--- PROBLEM ---
From the timeline of Judaism's sects, reproduce word for word the text between "Edenism (traditionally ca. 3760" and "by 244 years).", inclusive.

--- PASSAGE TO READ ---
****************

Judaisms: A Historical Timeline Study

JewishHow many Judaisms are there?  Certainly not nearly as many as there are Christian denominations… but Judaism is anything but monolithic.  The present author will lay out in order the various sects of Judaism as they have come onto the scene, with brief descriptions and approximate “birth years” (but bear in mind that sects tend to develop over time rather than emerge in a day).

Edenism (traditionally ca. 3760 BCE or 4004 BCE)

In advance of any of the Judaisms was the Edenic faith — the first monotheistic worship of HaShem.  Depending on whose chronology is followed, a start date for this faith could range from 3760 BCE at the more recent end of the span (traditional Jewish chronology), and as far back as 10,000-12,000 years in the “older earth” (selective genealogies) camp.  The date of 4004 BCE comes from Bishop Ussher’s chronology (which differs from the traditional Jewish by 244 years).

****************

--- EXERCISE DATA ---
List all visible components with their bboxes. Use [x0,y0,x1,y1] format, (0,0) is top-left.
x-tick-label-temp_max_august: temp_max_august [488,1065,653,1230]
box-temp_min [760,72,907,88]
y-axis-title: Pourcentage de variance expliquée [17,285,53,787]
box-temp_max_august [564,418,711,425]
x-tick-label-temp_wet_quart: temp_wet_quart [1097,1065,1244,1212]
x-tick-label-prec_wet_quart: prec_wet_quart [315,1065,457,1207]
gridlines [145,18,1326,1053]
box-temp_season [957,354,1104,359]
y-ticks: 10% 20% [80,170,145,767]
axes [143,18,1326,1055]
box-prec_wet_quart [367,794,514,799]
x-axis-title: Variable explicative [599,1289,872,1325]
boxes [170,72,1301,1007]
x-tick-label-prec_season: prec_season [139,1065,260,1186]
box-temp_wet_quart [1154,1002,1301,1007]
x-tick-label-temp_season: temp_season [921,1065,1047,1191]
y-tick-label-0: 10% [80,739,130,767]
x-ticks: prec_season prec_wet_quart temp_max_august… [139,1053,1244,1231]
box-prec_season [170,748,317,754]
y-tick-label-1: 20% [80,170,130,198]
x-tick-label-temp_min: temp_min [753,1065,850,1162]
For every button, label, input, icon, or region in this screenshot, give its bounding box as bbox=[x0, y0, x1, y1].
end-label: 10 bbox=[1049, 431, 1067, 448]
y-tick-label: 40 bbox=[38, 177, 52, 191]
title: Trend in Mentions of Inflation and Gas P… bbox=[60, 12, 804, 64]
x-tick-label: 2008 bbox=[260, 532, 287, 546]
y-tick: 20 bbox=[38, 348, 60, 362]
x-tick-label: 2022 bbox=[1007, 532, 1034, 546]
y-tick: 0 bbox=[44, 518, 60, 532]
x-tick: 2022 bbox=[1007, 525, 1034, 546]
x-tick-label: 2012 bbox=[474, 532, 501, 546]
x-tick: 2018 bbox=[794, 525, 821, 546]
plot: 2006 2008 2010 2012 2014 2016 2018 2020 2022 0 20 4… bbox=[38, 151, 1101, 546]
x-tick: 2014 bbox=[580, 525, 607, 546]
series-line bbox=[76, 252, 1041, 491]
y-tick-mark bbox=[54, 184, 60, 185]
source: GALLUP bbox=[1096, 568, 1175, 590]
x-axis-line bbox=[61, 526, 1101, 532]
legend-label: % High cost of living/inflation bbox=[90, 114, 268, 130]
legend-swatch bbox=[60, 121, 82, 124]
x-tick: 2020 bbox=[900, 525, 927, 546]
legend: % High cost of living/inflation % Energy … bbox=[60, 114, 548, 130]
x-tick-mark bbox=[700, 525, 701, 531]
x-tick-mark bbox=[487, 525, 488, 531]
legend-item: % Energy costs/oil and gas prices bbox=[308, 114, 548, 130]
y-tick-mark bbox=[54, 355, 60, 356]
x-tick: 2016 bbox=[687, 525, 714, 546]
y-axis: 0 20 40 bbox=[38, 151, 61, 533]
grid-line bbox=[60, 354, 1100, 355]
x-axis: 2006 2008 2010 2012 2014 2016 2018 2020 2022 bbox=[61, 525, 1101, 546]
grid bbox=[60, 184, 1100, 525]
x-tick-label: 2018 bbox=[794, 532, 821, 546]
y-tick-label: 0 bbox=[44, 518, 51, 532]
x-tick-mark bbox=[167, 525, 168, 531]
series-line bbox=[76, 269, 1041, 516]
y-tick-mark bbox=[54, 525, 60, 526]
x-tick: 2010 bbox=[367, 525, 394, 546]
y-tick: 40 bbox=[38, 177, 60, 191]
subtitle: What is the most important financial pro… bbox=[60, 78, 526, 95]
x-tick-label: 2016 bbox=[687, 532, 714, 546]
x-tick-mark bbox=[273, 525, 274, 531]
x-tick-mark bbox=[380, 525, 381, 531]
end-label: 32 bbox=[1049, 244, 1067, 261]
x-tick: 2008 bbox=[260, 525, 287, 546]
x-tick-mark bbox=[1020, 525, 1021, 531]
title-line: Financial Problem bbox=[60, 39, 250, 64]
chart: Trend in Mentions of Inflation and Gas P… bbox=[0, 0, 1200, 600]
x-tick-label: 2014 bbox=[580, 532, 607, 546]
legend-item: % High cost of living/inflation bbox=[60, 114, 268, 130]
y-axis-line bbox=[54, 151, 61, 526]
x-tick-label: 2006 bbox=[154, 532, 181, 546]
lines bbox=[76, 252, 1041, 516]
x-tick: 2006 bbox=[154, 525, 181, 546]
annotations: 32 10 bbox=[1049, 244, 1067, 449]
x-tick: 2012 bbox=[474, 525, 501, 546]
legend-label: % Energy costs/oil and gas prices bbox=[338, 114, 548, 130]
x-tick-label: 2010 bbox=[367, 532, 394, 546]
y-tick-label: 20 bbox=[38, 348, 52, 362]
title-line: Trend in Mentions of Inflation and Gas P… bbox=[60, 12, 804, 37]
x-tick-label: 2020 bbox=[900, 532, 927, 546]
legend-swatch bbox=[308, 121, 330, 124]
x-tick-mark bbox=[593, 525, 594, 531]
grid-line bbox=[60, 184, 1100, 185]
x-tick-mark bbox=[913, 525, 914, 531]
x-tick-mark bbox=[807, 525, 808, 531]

****************

--- TASK RESPONSE ---
Edenism (traditionally ca. 3760 BCE or 4004 BCE)

In advance of any of the Judaisms was the Edenic faith — the first monotheistic worship of HaShem.  Depending on whose chronology is followed, a start date for this faith could range from 3760 BCE at the more recent end of the span (traditional Jewish chronology), and as far back as 10,000-12,000 years in the “older earth” (selective genealogies) camp.  The date of 4004 BCE comes from Bishop Ussher’s chronology (which differs from the traditional Jewish by 244 years).